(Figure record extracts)
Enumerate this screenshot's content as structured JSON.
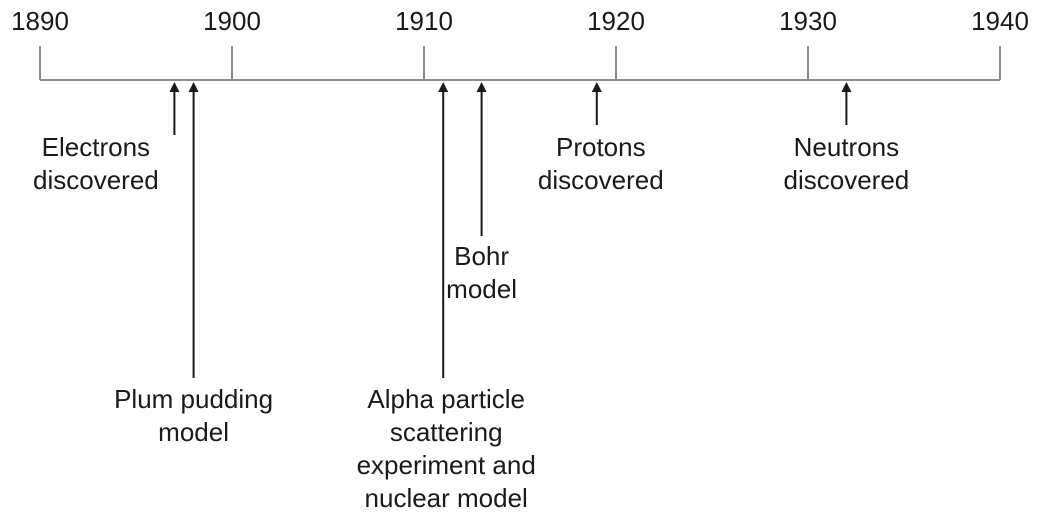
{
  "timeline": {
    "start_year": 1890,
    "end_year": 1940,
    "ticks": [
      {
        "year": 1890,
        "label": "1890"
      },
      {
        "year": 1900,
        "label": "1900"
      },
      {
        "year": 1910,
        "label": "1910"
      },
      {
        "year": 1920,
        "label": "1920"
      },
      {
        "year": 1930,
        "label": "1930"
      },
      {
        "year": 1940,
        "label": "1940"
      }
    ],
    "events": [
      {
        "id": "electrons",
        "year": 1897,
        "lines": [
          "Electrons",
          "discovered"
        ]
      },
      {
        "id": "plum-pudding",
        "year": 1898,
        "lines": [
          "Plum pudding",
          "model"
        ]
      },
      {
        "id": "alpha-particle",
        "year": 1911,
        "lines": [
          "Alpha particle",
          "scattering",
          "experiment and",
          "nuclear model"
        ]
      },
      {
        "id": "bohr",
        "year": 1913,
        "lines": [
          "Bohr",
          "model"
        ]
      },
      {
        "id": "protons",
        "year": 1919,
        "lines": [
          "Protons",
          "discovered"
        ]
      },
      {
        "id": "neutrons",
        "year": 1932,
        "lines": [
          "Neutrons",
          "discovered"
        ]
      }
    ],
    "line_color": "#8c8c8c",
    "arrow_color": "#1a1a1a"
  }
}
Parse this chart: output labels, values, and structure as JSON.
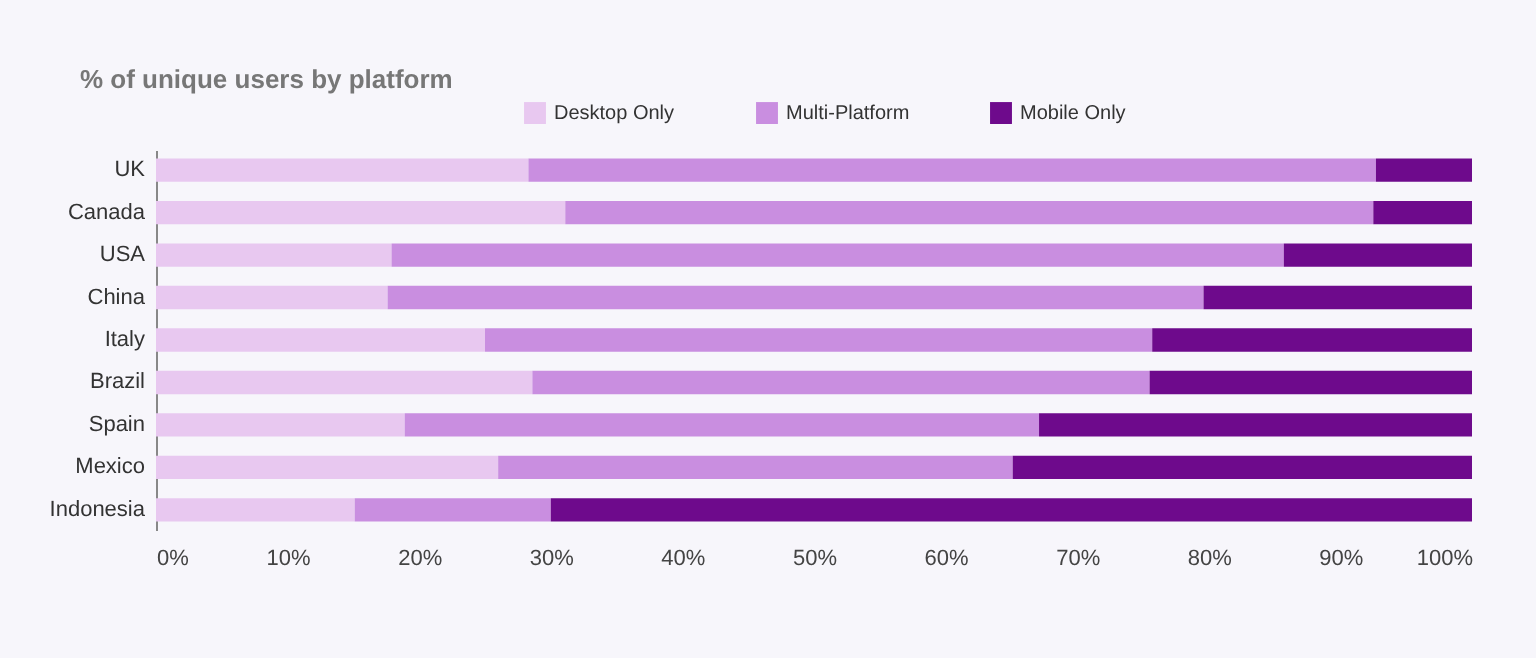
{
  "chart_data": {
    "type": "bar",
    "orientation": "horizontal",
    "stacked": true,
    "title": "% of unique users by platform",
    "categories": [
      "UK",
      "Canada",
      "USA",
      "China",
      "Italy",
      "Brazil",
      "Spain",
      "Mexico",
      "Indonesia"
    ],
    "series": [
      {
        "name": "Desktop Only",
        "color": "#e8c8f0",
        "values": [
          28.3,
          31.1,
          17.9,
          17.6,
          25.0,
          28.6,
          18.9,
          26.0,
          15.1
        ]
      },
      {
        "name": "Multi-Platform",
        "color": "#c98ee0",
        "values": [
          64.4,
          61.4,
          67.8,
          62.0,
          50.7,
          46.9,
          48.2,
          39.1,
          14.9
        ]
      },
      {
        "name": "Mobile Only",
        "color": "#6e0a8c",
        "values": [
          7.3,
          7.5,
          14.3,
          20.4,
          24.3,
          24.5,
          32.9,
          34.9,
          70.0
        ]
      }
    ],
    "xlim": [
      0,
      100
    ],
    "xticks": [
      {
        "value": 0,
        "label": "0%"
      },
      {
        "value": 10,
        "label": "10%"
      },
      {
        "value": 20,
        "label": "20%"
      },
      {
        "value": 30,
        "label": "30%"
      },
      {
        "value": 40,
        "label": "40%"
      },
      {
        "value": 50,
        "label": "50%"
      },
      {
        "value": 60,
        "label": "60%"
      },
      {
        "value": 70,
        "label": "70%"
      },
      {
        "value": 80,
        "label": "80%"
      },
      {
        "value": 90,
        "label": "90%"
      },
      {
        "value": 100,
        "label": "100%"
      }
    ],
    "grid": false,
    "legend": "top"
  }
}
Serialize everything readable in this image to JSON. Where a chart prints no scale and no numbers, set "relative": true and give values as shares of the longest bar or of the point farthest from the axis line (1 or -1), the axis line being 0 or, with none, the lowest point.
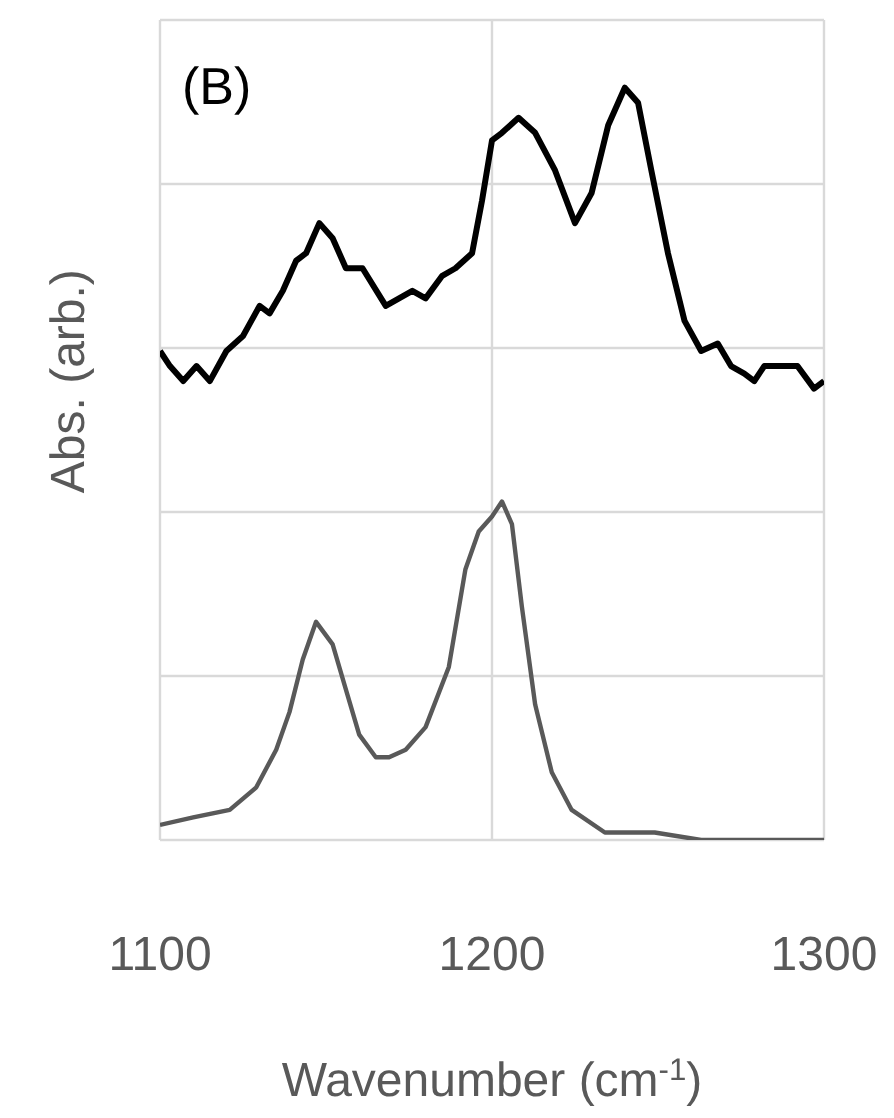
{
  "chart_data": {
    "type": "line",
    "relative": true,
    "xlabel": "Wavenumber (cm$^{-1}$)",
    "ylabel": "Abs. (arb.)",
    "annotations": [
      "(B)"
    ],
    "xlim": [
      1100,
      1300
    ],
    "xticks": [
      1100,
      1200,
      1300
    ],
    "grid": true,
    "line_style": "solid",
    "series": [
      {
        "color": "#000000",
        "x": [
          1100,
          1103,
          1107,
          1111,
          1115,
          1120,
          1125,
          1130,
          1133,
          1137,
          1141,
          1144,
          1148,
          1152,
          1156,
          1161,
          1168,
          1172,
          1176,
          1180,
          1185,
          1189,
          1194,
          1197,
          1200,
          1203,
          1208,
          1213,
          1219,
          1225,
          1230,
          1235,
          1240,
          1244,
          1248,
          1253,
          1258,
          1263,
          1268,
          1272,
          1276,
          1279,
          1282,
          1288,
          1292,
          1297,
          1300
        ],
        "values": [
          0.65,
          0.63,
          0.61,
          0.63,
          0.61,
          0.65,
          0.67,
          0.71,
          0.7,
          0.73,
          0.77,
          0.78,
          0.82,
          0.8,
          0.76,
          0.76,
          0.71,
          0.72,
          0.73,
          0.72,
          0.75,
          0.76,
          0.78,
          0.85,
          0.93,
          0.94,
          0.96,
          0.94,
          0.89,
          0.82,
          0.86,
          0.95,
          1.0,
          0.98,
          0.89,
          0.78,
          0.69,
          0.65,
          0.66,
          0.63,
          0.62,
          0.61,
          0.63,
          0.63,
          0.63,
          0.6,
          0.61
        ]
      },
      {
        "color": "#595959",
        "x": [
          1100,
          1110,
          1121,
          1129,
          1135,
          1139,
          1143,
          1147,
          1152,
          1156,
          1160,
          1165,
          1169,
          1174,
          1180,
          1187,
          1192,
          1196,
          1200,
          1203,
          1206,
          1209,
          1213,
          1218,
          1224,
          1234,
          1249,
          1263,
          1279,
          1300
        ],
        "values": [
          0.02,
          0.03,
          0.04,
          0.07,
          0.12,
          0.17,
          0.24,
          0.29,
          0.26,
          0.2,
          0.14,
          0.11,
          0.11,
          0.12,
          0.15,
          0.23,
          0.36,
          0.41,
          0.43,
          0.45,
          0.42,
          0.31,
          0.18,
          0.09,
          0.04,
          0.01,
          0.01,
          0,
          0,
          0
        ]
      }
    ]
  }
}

*What you need to do:* Restate the full listing verbatim and drop every picture.

*Written reply:*
Enumerate this screenshot's content as structured JSON.
{
  "timeline": {
    "start_year": 1890,
    "end_year": 1940,
    "ticks": [
      {
        "year": 1890,
        "label": "1890"
      },
      {
        "year": 1900,
        "label": "1900"
      },
      {
        "year": 1910,
        "label": "1910"
      },
      {
        "year": 1920,
        "label": "1920"
      },
      {
        "year": 1930,
        "label": "1930"
      },
      {
        "year": 1940,
        "label": "1940"
      }
    ],
    "events": [
      {
        "id": "electrons",
        "year": 1897,
        "lines": [
          "Electrons",
          "discovered"
        ]
      },
      {
        "id": "plum-pudding",
        "year": 1898,
        "lines": [
          "Plum pudding",
          "model"
        ]
      },
      {
        "id": "alpha-particle",
        "year": 1911,
        "lines": [
          "Alpha particle",
          "scattering",
          "experiment and",
          "nuclear model"
        ]
      },
      {
        "id": "bohr",
        "year": 1913,
        "lines": [
          "Bohr",
          "model"
        ]
      },
      {
        "id": "protons",
        "year": 1919,
        "lines": [
          "Protons",
          "discovered"
        ]
      },
      {
        "id": "neutrons",
        "year": 1932,
        "lines": [
          "Neutrons",
          "discovered"
        ]
      }
    ],
    "line_color": "#8c8c8c",
    "arrow_color": "#1a1a1a"
  }
}
Parse this chart: output labels, values, and structure as JSON.
{
  "chart_data": {
    "type": "bar",
    "orientation": "horizontal",
    "stacked": true,
    "title": "% of unique users by platform",
    "categories": [
      "UK",
      "Canada",
      "USA",
      "China",
      "Italy",
      "Brazil",
      "Spain",
      "Mexico",
      "Indonesia"
    ],
    "series": [
      {
        "name": "Desktop Only",
        "color": "#e8c8f0",
        "values": [
          28.3,
          31.1,
          17.9,
          17.6,
          25.0,
          28.6,
          18.9,
          26.0,
          15.1
        ]
      },
      {
        "name": "Multi-Platform",
        "color": "#c98ee0",
        "values": [
          64.4,
          61.4,
          67.8,
          62.0,
          50.7,
          46.9,
          48.2,
          39.1,
          14.9
        ]
      },
      {
        "name": "Mobile Only",
        "color": "#6e0a8c",
        "values": [
          7.3,
          7.5,
          14.3,
          20.4,
          24.3,
          24.5,
          32.9,
          34.9,
          70.0
        ]
      }
    ],
    "xlim": [
      0,
      100
    ],
    "xticks": [
      {
        "value": 0,
        "label": "0%"
      },
      {
        "value": 10,
        "label": "10%"
      },
      {
        "value": 20,
        "label": "20%"
      },
      {
        "value": 30,
        "label": "30%"
      },
      {
        "value": 40,
        "label": "40%"
      },
      {
        "value": 50,
        "label": "50%"
      },
      {
        "value": 60,
        "label": "60%"
      },
      {
        "value": 70,
        "label": "70%"
      },
      {
        "value": 80,
        "label": "80%"
      },
      {
        "value": 90,
        "label": "90%"
      },
      {
        "value": 100,
        "label": "100%"
      }
    ],
    "grid": false,
    "legend": "top"
  }
}
Serialize everything readable in this image to JSON. Where a chart prints no scale and no numbers, set "relative": true and give values as shares of the longest bar or of the point farthest from the axis line (1 or -1), the axis line being 0 or, with none, the lowest point.
{
  "chart_data": {
    "type": "line",
    "relative": true,
    "xlabel": "Wavenumber (cm$^{-1}$)",
    "ylabel": "Abs. (arb.)",
    "annotations": [
      "(B)"
    ],
    "xlim": [
      1100,
      1300
    ],
    "xticks": [
      1100,
      1200,
      1300
    ],
    "grid": true,
    "line_style": "solid",
    "series": [
      {
        "color": "#000000",
        "x": [
          1100,
          1103,
          1107,
          1111,
          1115,
          1120,
          1125,
          1130,
          1133,
          1137,
          1141,
          1144,
          1148,
          1152,
          1156,
          1161,
          1168,
          1172,
          1176,
          1180,
          1185,
          1189,
          1194,
          1197,
          1200,
          1203,
          1208,
          1213,
          1219,
          1225,
          1230,
          1235,
          1240,
          1244,
          1248,
          1253,
          1258,
          1263,
          1268,
          1272,
          1276,
          1279,
          1282,
          1288,
          1292,
          1297,
          1300
        ],
        "values": [
          0.65,
          0.63,
          0.61,
          0.63,
          0.61,
          0.65,
          0.67,
          0.71,
          0.7,
          0.73,
          0.77,
          0.78,
          0.82,
          0.8,
          0.76,
          0.76,
          0.71,
          0.72,
          0.73,
          0.72,
          0.75,
          0.76,
          0.78,
          0.85,
          0.93,
          0.94,
          0.96,
          0.94,
          0.89,
          0.82,
          0.86,
          0.95,
          1.0,
          0.98,
          0.89,
          0.78,
          0.69,
          0.65,
          0.66,
          0.63,
          0.62,
          0.61,
          0.63,
          0.63,
          0.63,
          0.6,
          0.61
        ]
      },
      {
        "color": "#595959",
        "x": [
          1100,
          1110,
          1121,
          1129,
          1135,
          1139,
          1143,
          1147,
          1152,
          1156,
          1160,
          1165,
          1169,
          1174,
          1180,
          1187,
          1192,
          1196,
          1200,
          1203,
          1206,
          1209,
          1213,
          1218,
          1224,
          1234,
          1249,
          1263,
          1279,
          1300
        ],
        "values": [
          0.02,
          0.03,
          0.04,
          0.07,
          0.12,
          0.17,
          0.24,
          0.29,
          0.26,
          0.2,
          0.14,
          0.11,
          0.11,
          0.12,
          0.15,
          0.23,
          0.36,
          0.41,
          0.43,
          0.45,
          0.42,
          0.31,
          0.18,
          0.09,
          0.04,
          0.01,
          0.01,
          0,
          0,
          0
        ]
      }
    ]
  }
}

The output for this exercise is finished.